Start of Dataset content

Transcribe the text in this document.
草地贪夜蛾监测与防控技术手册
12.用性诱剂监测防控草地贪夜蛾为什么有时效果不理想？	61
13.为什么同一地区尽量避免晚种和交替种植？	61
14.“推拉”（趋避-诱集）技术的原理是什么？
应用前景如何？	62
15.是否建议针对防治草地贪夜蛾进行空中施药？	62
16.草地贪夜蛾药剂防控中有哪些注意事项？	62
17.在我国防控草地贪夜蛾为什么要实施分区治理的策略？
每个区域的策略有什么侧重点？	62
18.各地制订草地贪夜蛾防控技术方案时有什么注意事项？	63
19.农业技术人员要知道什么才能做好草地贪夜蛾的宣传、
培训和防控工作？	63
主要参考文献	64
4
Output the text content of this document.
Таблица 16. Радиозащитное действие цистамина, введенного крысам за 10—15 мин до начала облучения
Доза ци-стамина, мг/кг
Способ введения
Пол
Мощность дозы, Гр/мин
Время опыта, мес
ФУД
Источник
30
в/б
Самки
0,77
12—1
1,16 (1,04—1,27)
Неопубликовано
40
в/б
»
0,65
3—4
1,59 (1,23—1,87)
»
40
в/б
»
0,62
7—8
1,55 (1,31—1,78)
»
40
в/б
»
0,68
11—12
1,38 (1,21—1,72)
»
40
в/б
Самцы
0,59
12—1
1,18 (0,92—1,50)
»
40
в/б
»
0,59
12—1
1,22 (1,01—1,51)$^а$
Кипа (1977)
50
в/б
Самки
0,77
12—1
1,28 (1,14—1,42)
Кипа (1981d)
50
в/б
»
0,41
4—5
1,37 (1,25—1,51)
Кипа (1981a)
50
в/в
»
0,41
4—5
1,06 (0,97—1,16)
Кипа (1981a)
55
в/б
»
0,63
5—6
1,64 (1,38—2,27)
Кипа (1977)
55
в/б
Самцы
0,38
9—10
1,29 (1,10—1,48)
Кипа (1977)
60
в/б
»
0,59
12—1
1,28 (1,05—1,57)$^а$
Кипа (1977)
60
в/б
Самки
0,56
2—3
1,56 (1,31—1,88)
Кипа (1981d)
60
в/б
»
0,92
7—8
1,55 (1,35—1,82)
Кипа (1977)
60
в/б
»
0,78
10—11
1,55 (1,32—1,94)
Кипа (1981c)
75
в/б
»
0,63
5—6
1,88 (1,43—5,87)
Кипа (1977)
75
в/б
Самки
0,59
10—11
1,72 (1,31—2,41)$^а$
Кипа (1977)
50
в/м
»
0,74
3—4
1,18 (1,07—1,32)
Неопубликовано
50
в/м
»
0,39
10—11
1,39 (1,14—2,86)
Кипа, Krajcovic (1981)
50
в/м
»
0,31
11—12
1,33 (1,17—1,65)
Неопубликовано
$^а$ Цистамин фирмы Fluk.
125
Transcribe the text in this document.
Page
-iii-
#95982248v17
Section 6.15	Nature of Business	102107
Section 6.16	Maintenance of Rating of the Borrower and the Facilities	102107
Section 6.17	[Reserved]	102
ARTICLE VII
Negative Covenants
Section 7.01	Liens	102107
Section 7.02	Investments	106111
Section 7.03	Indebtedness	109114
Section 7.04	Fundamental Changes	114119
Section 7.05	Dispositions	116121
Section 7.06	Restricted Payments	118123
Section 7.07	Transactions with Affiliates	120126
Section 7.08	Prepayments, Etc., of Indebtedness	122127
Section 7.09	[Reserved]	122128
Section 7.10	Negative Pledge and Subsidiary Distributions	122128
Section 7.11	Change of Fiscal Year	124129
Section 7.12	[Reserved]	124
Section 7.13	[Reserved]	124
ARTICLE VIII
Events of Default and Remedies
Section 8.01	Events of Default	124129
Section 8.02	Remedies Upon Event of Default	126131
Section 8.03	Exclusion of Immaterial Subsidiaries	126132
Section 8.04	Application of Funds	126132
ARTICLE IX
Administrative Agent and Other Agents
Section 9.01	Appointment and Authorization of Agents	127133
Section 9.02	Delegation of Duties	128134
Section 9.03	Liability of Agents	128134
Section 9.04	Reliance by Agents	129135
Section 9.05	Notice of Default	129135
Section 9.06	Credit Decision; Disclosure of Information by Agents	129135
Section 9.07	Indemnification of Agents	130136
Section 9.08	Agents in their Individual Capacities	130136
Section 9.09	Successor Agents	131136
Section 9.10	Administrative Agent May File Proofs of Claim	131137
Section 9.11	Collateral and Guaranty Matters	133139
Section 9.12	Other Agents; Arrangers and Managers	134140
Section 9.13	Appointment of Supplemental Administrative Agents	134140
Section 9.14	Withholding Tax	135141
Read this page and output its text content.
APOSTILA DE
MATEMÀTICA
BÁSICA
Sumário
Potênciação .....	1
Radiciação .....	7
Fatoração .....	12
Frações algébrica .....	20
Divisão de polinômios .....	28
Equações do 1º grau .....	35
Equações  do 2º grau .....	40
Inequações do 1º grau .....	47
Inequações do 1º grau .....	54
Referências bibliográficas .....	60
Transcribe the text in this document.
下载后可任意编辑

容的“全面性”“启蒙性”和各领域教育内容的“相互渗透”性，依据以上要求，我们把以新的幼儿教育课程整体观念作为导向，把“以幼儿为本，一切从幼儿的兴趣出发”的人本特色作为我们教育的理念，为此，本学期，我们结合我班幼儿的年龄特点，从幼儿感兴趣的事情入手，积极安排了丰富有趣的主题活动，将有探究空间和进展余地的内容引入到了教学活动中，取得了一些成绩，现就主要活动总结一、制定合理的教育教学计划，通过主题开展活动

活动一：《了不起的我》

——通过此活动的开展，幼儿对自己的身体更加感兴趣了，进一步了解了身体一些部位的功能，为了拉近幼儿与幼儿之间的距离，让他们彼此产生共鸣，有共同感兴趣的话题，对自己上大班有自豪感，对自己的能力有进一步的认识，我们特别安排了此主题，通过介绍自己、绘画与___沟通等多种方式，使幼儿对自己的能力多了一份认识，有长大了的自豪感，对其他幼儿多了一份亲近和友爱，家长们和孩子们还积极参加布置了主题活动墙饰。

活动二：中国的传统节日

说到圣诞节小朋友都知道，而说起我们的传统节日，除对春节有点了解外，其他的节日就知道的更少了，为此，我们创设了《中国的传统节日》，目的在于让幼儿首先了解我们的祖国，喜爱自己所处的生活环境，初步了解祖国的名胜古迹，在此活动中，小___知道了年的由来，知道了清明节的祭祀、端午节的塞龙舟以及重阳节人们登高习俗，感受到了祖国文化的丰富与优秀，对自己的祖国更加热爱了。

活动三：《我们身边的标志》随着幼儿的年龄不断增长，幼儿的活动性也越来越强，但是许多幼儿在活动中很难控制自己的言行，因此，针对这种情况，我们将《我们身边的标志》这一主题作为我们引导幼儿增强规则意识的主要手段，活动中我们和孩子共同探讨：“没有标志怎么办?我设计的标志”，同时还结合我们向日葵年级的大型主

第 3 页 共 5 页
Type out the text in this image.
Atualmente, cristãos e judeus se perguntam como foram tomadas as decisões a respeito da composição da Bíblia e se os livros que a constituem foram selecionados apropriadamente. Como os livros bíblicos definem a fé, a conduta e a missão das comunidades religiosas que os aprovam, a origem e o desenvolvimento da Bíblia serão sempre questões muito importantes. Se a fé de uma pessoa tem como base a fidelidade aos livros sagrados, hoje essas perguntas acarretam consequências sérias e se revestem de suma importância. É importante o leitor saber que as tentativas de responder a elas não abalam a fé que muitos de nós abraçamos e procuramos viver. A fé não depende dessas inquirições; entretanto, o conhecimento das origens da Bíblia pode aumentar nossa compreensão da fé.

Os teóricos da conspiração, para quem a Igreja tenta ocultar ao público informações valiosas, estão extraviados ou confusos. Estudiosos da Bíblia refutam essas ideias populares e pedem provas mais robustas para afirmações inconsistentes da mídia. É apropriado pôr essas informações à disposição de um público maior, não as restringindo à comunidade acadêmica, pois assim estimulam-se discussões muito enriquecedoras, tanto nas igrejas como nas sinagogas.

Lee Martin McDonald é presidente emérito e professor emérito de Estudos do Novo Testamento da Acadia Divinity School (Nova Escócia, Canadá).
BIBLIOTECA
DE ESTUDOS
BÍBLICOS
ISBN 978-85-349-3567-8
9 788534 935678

End of Dataset content

What to do:
Count the lines of the listing above that include the word "Other" and state the total with nothing else.

Output for this exercise:
2